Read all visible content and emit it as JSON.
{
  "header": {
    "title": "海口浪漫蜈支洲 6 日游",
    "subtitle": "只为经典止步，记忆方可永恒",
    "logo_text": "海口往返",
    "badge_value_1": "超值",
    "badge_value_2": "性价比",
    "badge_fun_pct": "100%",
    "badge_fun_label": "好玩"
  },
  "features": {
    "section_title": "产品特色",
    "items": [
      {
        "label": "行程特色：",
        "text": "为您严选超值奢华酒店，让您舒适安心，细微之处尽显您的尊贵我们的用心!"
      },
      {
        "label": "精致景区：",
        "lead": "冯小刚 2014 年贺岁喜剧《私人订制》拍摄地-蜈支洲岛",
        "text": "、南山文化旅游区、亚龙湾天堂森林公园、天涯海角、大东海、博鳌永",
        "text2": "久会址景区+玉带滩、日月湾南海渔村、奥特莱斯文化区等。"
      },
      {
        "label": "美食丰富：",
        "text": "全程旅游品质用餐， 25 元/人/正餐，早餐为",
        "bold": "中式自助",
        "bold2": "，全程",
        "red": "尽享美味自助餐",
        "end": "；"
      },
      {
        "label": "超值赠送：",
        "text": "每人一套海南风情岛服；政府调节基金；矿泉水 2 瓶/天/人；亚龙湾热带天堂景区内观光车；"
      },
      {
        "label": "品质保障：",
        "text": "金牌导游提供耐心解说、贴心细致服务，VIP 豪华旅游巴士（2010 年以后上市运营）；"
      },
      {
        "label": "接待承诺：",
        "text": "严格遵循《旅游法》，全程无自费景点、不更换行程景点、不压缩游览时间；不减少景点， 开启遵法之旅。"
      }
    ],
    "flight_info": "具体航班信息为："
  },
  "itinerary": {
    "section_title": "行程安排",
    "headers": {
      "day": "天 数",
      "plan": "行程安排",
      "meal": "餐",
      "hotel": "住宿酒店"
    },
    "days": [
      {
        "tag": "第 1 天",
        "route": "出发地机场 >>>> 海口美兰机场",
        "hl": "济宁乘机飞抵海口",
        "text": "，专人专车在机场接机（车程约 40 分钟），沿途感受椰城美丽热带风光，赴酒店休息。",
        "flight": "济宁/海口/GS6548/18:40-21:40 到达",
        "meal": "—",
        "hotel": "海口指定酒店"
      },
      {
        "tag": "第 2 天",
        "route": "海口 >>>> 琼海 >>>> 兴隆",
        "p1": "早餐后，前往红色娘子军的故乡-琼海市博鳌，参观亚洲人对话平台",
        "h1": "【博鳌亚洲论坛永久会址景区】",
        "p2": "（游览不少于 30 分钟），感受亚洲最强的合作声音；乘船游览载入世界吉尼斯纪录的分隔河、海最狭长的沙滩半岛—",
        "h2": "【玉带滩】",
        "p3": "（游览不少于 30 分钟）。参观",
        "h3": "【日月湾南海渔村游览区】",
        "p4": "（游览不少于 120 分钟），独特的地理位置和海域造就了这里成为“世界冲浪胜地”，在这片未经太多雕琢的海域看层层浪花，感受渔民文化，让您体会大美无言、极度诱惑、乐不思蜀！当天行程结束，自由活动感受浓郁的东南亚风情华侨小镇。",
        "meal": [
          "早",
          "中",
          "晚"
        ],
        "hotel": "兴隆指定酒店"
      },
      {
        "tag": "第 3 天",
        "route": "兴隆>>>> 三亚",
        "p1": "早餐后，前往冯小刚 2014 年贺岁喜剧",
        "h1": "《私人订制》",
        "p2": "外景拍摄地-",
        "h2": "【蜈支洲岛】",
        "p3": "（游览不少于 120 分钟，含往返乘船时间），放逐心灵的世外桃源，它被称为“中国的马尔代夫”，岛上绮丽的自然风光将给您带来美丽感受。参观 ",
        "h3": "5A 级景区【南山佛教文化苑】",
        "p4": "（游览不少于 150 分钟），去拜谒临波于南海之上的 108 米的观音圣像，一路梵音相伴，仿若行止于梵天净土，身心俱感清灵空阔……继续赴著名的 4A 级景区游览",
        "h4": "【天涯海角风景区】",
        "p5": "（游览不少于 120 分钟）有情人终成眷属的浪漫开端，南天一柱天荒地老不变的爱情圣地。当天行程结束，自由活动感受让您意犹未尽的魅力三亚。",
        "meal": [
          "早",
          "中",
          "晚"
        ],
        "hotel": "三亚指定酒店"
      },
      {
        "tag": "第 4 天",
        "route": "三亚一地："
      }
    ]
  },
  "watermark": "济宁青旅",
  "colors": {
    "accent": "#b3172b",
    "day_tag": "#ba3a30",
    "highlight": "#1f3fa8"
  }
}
—————
Instruction: Search the records above for the string "hotel". Copy every line that contains it.

Answer to this exercise:
      "hotel": "住宿酒店"
        "hotel": "海口指定酒店"
        "hotel": "兴隆指定酒店"
        "hotel": "三亚指定酒店"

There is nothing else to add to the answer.